(Figure data in JSON)
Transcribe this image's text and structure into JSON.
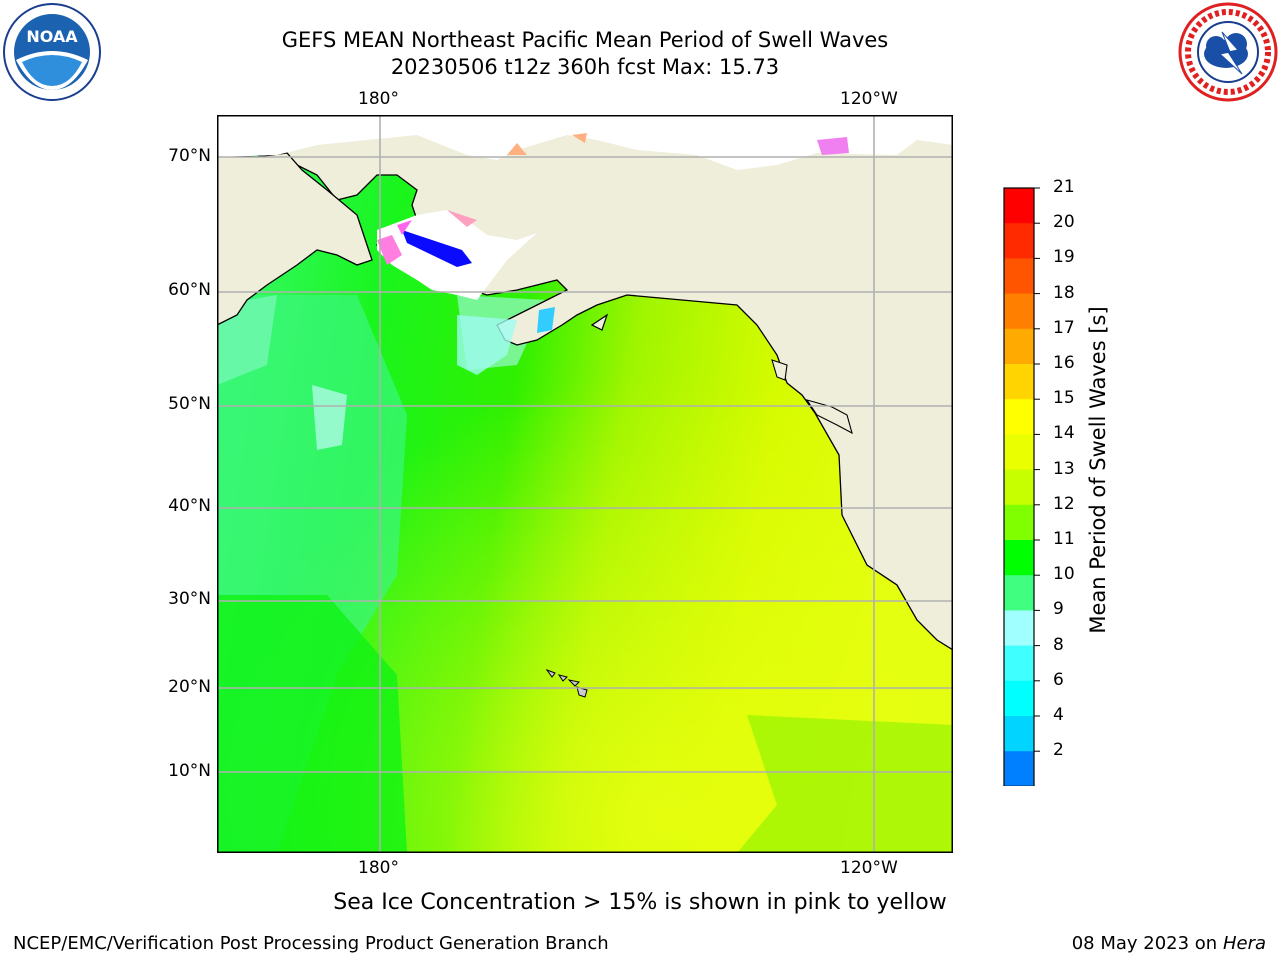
{
  "title_line1": "GEFS MEAN Northeast Pacific Mean Period of Swell Waves",
  "title_line2": "20230506 t12z 360h fcst   Max: 15.73",
  "lon_labels_top": [
    "180°",
    "120°W"
  ],
  "lon_labels_bottom": [
    "180°",
    "120°W"
  ],
  "lat_labels": [
    "70°N",
    "60°N",
    "50°N",
    "40°N",
    "30°N",
    "20°N",
    "10°N"
  ],
  "colorbar": {
    "title": "Mean Period of Swell Waves [s]",
    "ticks": [
      "21",
      "20",
      "19",
      "18",
      "17",
      "16",
      "15",
      "14",
      "13",
      "12",
      "11",
      "10",
      "9",
      "8",
      "6",
      "4",
      "2"
    ],
    "colors": [
      "#ff0000",
      "#ff2a00",
      "#ff5500",
      "#ff8000",
      "#ffaa00",
      "#ffd400",
      "#ffff00",
      "#eaff00",
      "#c8ff00",
      "#80ff00",
      "#00ff00",
      "#40ff80",
      "#a0ffff",
      "#40ffff",
      "#00ffff",
      "#00d4ff",
      "#0080ff"
    ],
    "extend_color": "#0000ff"
  },
  "note": "Sea Ice Concentration > 15% is shown in pink to yellow",
  "footer_left": "NCEP/EMC/Verification Post Processing Product Generation Branch",
  "footer_right_date": "08 May 2023 on",
  "footer_right_host": "Hera",
  "colors": {
    "land": "#efeedb",
    "grid": "#b0b0b0"
  }
}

Your task:
Repeat the material above in full and exactly, omitting the pictures.

Correct response:
Transcribe this image's text and structure into JSON.
{
  "title_line1": "GEFS MEAN Northeast Pacific Mean Period of Swell Waves",
  "title_line2": "20230506 t12z 360h fcst   Max: 15.73",
  "lon_labels_top": [
    "180°",
    "120°W"
  ],
  "lon_labels_bottom": [
    "180°",
    "120°W"
  ],
  "lat_labels": [
    "70°N",
    "60°N",
    "50°N",
    "40°N",
    "30°N",
    "20°N",
    "10°N"
  ],
  "colorbar": {
    "title": "Mean Period of Swell Waves [s]",
    "ticks": [
      "21",
      "20",
      "19",
      "18",
      "17",
      "16",
      "15",
      "14",
      "13",
      "12",
      "11",
      "10",
      "9",
      "8",
      "6",
      "4",
      "2"
    ],
    "colors": [
      "#ff0000",
      "#ff2a00",
      "#ff5500",
      "#ff8000",
      "#ffaa00",
      "#ffd400",
      "#ffff00",
      "#eaff00",
      "#c8ff00",
      "#80ff00",
      "#00ff00",
      "#40ff80",
      "#a0ffff",
      "#40ffff",
      "#00ffff",
      "#00d4ff",
      "#0080ff"
    ],
    "extend_color": "#0000ff"
  },
  "note": "Sea Ice Concentration > 15% is shown in pink to yellow",
  "footer_left": "NCEP/EMC/Verification Post Processing Product Generation Branch",
  "footer_right_date": "08 May 2023 on",
  "footer_right_host": "Hera",
  "colors": {
    "land": "#efeedb",
    "grid": "#b0b0b0"
  }
}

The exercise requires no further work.